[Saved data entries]
>>>
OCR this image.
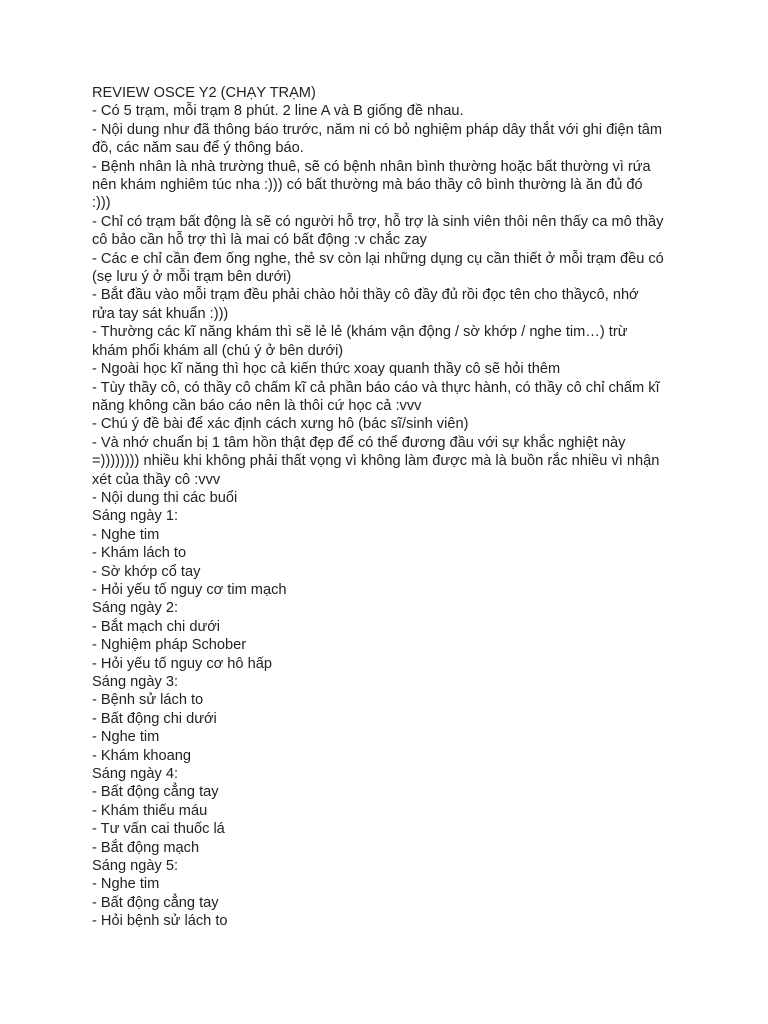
REVIEW OSCE Y2 (CHẠY TRẠM)
- Có 5 trạm, mỗi trạm 8 phút. 2 line A và B giống đề nhau.
- Nội dung như đã thông báo trước, năm ni có bỏ nghiệm pháp dây thắt với ghi điện tâm
đồ, các năm sau để ý thông báo.
- Bệnh nhân là nhà trường thuê, sẽ có bệnh nhân bình thường hoặc bất thường vì rứa
nên khám nghiêm túc nha :))) có bất thường mà báo thầy cô bình thường là ăn đủ đó
:)))
- Chỉ có trạm bất động là sẽ có người hỗ trợ, hỗ trợ là sinh viên thôi nên thấy ca mô thầy
cô bảo cần hỗ trợ thì là mai có bất động :v chắc zay
- Các e chỉ cần đem ống nghe, thẻ sv còn lại những dụng cụ cần thiết ở mỗi trạm đều có
(sẹ lưu ý ở mỗi trạm bên dưới)
- Bắt đầu vào mỗi trạm đều phải chào hỏi thầy cô đầy đủ rồi đọc tên cho thầycô, nhớ
rửa tay sát khuẩn :)))
- Thường các kĩ năng khám thì sẽ lẻ lẻ (khám vận động / sờ khớp / nghe tim…) trừ
khám phổi khám all (chú ý ở bên dưới)
- Ngoài học kĩ năng thì học cả kiến thức xoay quanh thầy cô sẽ hỏi thêm
- Tùy thầy cô, có thầy cô chấm kĩ cả phần báo cáo và thực hành, có thầy cô chỉ chấm kĩ
năng không cần báo cáo nên là thôi cứ học cả :vvv
- Chú ý đề bài để xác định cách xưng hô (bác sĩ/sinh viên)
- Và nhớ chuẩn bị 1 tâm hồn thật đẹp để có thể đương đầu với sự khắc nghiệt này
=)))))))) nhiều khi không phải thất vọng vì không làm được mà là buồn rắc nhiều vì nhận
xét của thầy cô :vvv
- Nội dung thi các buổi
Sáng ngày 1:
- Nghe tim
- Khám lách to
- Sờ khớp cổ tay
- Hỏi yếu tố nguy cơ tim mạch
Sáng ngày 2:
- Bắt mạch chi dưới
- Nghiệm pháp Schober
- Hỏi yếu tố nguy cơ hô hấp
Sáng ngày 3:
- Bệnh sử lách to
- Bất động chi dưới
- Nghe tim
- Khám khoang
Sáng ngày 4:
- Bất động cẳng tay
- Khám thiếu máu
- Tư vấn cai thuốc lá
- Bắt động mạch
Sáng ngày 5:
- Nghe tim
- Bất động cẳng tay
- Hỏi bệnh sử lách to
<<<
● **Written task**
Repeat the records in full, exactly as they appear, without the pictures.

● **Finished answer**
OCR this image.
REVIEW OSCE Y2 (CHẠY TRẠM)
- Có 5 trạm, mỗi trạm 8 phút. 2 line A và B giống đề nhau.
- Nội dung như đã thông báo trước, năm ni có bỏ nghiệm pháp dây thắt với ghi điện tâm
đồ, các năm sau để ý thông báo.
- Bệnh nhân là nhà trường thuê, sẽ có bệnh nhân bình thường hoặc bất thường vì rứa
nên khám nghiêm túc nha :))) có bất thường mà báo thầy cô bình thường là ăn đủ đó
:)))
- Chỉ có trạm bất động là sẽ có người hỗ trợ, hỗ trợ là sinh viên thôi nên thấy ca mô thầy
cô bảo cần hỗ trợ thì là mai có bất động :v chắc zay
- Các e chỉ cần đem ống nghe, thẻ sv còn lại những dụng cụ cần thiết ở mỗi trạm đều có
(sẹ lưu ý ở mỗi trạm bên dưới)
- Bắt đầu vào mỗi trạm đều phải chào hỏi thầy cô đầy đủ rồi đọc tên cho thầycô, nhớ
rửa tay sát khuẩn :)))
- Thường các kĩ năng khám thì sẽ lẻ lẻ (khám vận động / sờ khớp / nghe tim…) trừ
khám phổi khám all (chú ý ở bên dưới)
- Ngoài học kĩ năng thì học cả kiến thức xoay quanh thầy cô sẽ hỏi thêm
- Tùy thầy cô, có thầy cô chấm kĩ cả phần báo cáo và thực hành, có thầy cô chỉ chấm kĩ
năng không cần báo cáo nên là thôi cứ học cả :vvv
- Chú ý đề bài để xác định cách xưng hô (bác sĩ/sinh viên)
- Và nhớ chuẩn bị 1 tâm hồn thật đẹp để có thể đương đầu với sự khắc nghiệt này
=)))))))) nhiều khi không phải thất vọng vì không làm được mà là buồn rắc nhiều vì nhận
xét của thầy cô :vvv
- Nội dung thi các buổi
Sáng ngày 1:
- Nghe tim
- Khám lách to
- Sờ khớp cổ tay
- Hỏi yếu tố nguy cơ tim mạch
Sáng ngày 2:
- Bắt mạch chi dưới
- Nghiệm pháp Schober
- Hỏi yếu tố nguy cơ hô hấp
Sáng ngày 3:
- Bệnh sử lách to
- Bất động chi dưới
- Nghe tim
- Khám khoang
Sáng ngày 4:
- Bất động cẳng tay
- Khám thiếu máu
- Tư vấn cai thuốc lá
- Bắt động mạch
Sáng ngày 5:
- Nghe tim
- Bất động cẳng tay
- Hỏi bệnh sử lách to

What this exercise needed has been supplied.